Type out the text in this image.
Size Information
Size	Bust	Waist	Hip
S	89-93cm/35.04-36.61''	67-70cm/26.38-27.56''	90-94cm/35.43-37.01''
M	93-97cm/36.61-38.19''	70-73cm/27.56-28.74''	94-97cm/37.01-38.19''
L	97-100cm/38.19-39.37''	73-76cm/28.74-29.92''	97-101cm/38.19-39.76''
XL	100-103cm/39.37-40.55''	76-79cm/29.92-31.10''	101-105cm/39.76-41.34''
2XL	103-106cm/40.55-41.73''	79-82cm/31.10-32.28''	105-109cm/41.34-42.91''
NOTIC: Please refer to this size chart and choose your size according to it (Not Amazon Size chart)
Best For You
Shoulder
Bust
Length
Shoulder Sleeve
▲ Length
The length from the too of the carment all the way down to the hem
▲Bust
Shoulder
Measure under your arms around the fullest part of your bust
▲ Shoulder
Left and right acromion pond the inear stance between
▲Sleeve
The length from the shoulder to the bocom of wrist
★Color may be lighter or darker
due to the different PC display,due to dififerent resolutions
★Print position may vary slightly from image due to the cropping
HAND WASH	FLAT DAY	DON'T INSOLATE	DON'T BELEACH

Task to carry out
Output the records above in their entirety, exactly.

The output
Type out the text in this image.
Size Information
Size	Bust	Waist	Hip
S	89-93cm/35.04-36.61''	67-70cm/26.38-27.56''	90-94cm/35.43-37.01''
M	93-97cm/36.61-38.19''	70-73cm/27.56-28.74''	94-97cm/37.01-38.19''
L	97-100cm/38.19-39.37''	73-76cm/28.74-29.92''	97-101cm/38.19-39.76''
XL	100-103cm/39.37-40.55''	76-79cm/29.92-31.10''	101-105cm/39.76-41.34''
2XL	103-106cm/40.55-41.73''	79-82cm/31.10-32.28''	105-109cm/41.34-42.91''
NOTIC: Please refer to this size chart and choose your size according to it (Not Amazon Size chart)
Best For You
Shoulder
Bust
Length
Shoulder Sleeve
▲ Length
The length from the too of the carment all the way down to the hem
▲Bust
Shoulder
Measure under your arms around the fullest part of your bust
▲ Shoulder
Left and right acromion pond the inear stance between
▲Sleeve
The length from the shoulder to the bocom of wrist
★Color may be lighter or darker
due to the different PC display,due to dififerent resolutions
★Print position may vary slightly from image due to the cropping
HAND WASH	FLAT DAY	DON'T INSOLATE	DON'T BELEACH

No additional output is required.